PROBLEM REQUIREMENTS: Reproduce each line of the material exactly, minus any picture.

SOURCE DATA:
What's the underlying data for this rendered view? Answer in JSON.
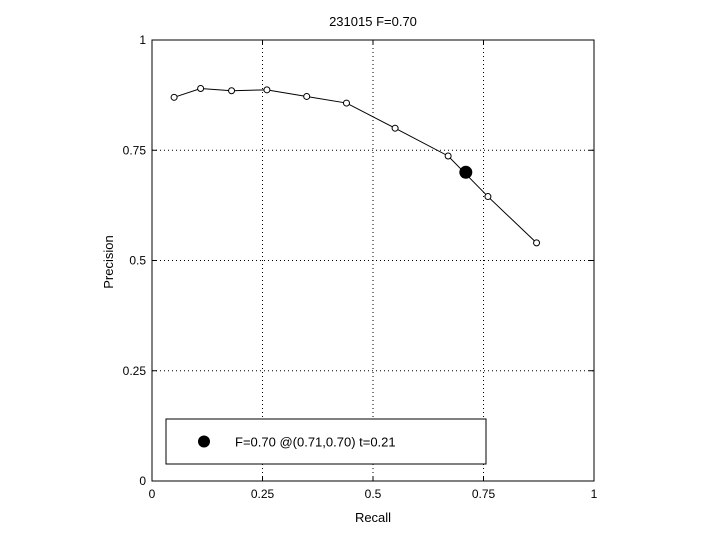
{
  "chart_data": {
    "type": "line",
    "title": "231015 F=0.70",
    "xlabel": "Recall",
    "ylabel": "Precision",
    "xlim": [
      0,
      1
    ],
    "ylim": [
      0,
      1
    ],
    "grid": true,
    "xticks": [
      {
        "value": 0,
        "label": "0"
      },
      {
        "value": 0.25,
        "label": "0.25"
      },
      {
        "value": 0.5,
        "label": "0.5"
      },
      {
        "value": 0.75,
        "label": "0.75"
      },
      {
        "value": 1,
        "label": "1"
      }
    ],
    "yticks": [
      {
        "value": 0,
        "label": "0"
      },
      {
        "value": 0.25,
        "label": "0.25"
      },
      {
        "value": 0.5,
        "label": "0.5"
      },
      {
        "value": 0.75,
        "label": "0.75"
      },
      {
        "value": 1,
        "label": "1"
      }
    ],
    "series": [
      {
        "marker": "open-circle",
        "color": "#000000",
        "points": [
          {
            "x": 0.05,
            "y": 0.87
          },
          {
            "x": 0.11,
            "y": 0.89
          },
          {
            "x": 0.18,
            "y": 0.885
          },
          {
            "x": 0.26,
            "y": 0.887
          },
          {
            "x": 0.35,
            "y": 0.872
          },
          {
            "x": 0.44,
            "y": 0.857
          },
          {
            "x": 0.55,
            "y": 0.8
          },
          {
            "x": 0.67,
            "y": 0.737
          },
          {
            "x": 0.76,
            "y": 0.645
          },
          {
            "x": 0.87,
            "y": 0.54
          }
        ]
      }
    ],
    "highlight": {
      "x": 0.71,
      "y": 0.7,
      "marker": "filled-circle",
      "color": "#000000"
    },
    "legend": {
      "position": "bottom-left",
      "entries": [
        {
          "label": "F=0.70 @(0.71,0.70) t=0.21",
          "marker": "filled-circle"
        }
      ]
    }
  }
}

RESPONSE TO THIS TASK:
What's the underlying data for this rendered view? Answer in JSON.
{
  "chart_data": {
    "type": "line",
    "title": "231015 F=0.70",
    "xlabel": "Recall",
    "ylabel": "Precision",
    "xlim": [
      0,
      1
    ],
    "ylim": [
      0,
      1
    ],
    "grid": true,
    "xticks": [
      {
        "value": 0,
        "label": "0"
      },
      {
        "value": 0.25,
        "label": "0.25"
      },
      {
        "value": 0.5,
        "label": "0.5"
      },
      {
        "value": 0.75,
        "label": "0.75"
      },
      {
        "value": 1,
        "label": "1"
      }
    ],
    "yticks": [
      {
        "value": 0,
        "label": "0"
      },
      {
        "value": 0.25,
        "label": "0.25"
      },
      {
        "value": 0.5,
        "label": "0.5"
      },
      {
        "value": 0.75,
        "label": "0.75"
      },
      {
        "value": 1,
        "label": "1"
      }
    ],
    "series": [
      {
        "marker": "open-circle",
        "color": "#000000",
        "points": [
          {
            "x": 0.05,
            "y": 0.87
          },
          {
            "x": 0.11,
            "y": 0.89
          },
          {
            "x": 0.18,
            "y": 0.885
          },
          {
            "x": 0.26,
            "y": 0.887
          },
          {
            "x": 0.35,
            "y": 0.872
          },
          {
            "x": 0.44,
            "y": 0.857
          },
          {
            "x": 0.55,
            "y": 0.8
          },
          {
            "x": 0.67,
            "y": 0.737
          },
          {
            "x": 0.76,
            "y": 0.645
          },
          {
            "x": 0.87,
            "y": 0.54
          }
        ]
      }
    ],
    "highlight": {
      "x": 0.71,
      "y": 0.7,
      "marker": "filled-circle",
      "color": "#000000"
    },
    "legend": {
      "position": "bottom-left",
      "entries": [
        {
          "label": "F=0.70 @(0.71,0.70) t=0.21",
          "marker": "filled-circle"
        }
      ]
    }
  }
}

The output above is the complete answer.